TO BE DONE.
Quote each line of the data below that contains the string "fibers". Treat uppercase and lowercase as different.

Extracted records
———
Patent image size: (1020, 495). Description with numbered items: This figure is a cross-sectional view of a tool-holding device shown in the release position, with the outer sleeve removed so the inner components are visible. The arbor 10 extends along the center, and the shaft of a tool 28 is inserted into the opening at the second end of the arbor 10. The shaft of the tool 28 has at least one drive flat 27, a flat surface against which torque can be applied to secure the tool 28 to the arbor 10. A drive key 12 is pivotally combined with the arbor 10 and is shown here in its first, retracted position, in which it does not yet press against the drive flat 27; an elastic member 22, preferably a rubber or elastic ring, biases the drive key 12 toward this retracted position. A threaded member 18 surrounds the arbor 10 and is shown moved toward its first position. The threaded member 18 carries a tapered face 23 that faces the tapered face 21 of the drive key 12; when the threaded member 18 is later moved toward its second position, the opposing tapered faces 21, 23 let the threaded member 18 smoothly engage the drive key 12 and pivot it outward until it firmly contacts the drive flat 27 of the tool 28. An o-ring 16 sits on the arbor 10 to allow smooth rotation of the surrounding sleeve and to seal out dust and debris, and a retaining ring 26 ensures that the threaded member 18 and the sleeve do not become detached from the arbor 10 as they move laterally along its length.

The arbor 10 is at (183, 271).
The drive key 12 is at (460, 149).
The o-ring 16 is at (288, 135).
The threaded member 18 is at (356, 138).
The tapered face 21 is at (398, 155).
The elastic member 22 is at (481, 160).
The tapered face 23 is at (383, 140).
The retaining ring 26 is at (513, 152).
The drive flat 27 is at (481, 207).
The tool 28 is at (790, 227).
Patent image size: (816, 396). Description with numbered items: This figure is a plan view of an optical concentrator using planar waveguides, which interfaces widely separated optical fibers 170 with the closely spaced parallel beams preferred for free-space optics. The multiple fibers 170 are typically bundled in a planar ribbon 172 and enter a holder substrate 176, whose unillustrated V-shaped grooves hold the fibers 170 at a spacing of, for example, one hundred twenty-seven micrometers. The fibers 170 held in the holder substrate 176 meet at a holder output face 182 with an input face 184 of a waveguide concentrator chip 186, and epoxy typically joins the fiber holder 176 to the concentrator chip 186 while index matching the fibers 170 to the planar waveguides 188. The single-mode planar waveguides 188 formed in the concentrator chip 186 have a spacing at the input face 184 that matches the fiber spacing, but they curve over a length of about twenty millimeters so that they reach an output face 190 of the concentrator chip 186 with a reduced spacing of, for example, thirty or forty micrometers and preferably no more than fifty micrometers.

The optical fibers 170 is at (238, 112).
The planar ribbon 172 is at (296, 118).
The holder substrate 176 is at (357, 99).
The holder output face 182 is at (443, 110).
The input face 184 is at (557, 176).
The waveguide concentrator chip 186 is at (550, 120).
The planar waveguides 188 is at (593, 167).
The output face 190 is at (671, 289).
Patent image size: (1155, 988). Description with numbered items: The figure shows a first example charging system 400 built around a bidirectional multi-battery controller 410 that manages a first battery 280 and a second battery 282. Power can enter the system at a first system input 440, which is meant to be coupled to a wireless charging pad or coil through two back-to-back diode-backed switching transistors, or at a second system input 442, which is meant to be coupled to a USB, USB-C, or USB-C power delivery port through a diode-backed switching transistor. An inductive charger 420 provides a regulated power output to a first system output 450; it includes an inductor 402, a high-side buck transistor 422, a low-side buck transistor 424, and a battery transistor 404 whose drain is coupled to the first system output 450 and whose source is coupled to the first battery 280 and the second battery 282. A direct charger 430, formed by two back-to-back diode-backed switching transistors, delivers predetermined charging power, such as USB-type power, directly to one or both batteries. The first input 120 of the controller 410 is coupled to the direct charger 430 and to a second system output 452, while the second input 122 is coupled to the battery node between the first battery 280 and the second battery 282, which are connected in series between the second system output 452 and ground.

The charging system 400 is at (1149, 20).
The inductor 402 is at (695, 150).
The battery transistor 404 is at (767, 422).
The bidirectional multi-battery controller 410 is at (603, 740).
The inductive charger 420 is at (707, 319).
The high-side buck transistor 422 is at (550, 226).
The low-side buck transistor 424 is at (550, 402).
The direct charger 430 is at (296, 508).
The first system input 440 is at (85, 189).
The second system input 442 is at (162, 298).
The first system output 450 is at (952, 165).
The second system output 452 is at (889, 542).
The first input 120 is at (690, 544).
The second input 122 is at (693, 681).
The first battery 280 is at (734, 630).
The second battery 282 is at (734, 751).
———
RESULT OF THE EXERCISE.
Patent image size: (816, 396). Description with numbered items: This figure is a plan view of an optical concentrator using planar waveguides, which interfaces widely separated optical fibers 170 with the closely spaced parallel beams preferred for free-space optics. The multiple fibers 170 are typically bundled in a planar ribbon 172 and enter a holder substrate 176, whose unillustrated V-shaped grooves hold the fibers 170 at a spacing of, for example, one hundred twenty-seven micrometers. The fibers 170 held in the holder substrate 176 meet at a holder output face 182 with an input face 184 of a waveguide concentrator chip 186, and epoxy typically joins the fiber holder 176 to the concentrator chip 186 while index matching the fibers 170 to the planar waveguides 188. The single-mode planar waveguides 188 formed in the concentrator chip 186 have a spacing at the input face 184 that matches the fiber spacing, but they curve over a length of about twenty millimeters so that they reach an output face 190 of the concentrator chip 186 with a reduced spacing of, for example, thirty or forty micrometers and preferably no more than fifty micrometers.
The optical fibers 170 is at (238, 112).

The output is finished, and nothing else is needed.